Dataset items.
* Begin *

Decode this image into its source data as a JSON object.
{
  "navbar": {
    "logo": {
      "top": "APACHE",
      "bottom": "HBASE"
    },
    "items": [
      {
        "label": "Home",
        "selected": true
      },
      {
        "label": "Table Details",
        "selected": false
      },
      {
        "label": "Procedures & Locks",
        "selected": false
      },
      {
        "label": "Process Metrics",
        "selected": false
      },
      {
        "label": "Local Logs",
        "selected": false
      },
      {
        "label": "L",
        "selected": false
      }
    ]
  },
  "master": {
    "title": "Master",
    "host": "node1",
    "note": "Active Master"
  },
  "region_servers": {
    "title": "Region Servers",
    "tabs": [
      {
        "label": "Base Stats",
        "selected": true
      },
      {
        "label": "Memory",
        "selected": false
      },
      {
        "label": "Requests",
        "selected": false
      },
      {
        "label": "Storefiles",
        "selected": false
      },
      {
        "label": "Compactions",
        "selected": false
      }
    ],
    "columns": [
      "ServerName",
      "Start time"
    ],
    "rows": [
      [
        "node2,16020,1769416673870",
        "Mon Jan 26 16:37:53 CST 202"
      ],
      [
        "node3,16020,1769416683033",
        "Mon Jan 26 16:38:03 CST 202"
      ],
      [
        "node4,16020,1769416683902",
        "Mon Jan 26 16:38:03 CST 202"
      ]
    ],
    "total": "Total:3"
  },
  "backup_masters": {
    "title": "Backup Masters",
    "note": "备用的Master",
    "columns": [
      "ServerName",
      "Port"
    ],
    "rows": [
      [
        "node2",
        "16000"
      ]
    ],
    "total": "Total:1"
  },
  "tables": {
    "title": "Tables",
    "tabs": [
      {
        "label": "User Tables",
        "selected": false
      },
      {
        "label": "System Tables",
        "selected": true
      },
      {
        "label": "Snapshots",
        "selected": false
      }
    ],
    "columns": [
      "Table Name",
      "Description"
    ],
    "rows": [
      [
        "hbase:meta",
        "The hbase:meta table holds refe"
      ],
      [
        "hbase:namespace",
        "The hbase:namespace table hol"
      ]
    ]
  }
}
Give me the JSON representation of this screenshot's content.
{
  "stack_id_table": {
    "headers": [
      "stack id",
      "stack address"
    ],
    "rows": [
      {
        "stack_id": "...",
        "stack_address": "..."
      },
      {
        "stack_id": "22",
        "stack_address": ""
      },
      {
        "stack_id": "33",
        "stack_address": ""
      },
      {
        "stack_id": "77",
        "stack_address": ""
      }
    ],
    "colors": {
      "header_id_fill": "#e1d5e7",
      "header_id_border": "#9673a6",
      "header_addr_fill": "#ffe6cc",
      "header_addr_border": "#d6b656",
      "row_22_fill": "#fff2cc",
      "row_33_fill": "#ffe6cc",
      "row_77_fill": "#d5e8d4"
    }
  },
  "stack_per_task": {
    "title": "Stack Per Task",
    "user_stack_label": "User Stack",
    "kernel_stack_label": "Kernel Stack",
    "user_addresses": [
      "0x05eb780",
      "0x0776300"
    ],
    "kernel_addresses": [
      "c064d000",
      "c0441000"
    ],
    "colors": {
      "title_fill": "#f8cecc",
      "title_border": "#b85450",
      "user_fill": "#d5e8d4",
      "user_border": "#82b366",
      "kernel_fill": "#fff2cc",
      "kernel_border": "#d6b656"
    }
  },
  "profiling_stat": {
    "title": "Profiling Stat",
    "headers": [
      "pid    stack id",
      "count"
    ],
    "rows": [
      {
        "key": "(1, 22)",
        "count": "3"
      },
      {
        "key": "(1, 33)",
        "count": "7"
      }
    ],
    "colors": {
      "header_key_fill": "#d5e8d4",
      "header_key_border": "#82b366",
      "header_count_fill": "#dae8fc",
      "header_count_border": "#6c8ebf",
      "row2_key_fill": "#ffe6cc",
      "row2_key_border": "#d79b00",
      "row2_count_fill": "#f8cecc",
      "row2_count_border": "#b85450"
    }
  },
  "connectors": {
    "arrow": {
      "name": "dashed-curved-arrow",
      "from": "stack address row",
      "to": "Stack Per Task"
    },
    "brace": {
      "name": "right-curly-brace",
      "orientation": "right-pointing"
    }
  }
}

* End *

From the data above, show each line that contains "right".

Solution for this problem.
      "name": "right-curly-brace",
      "orientation": "right-pointing"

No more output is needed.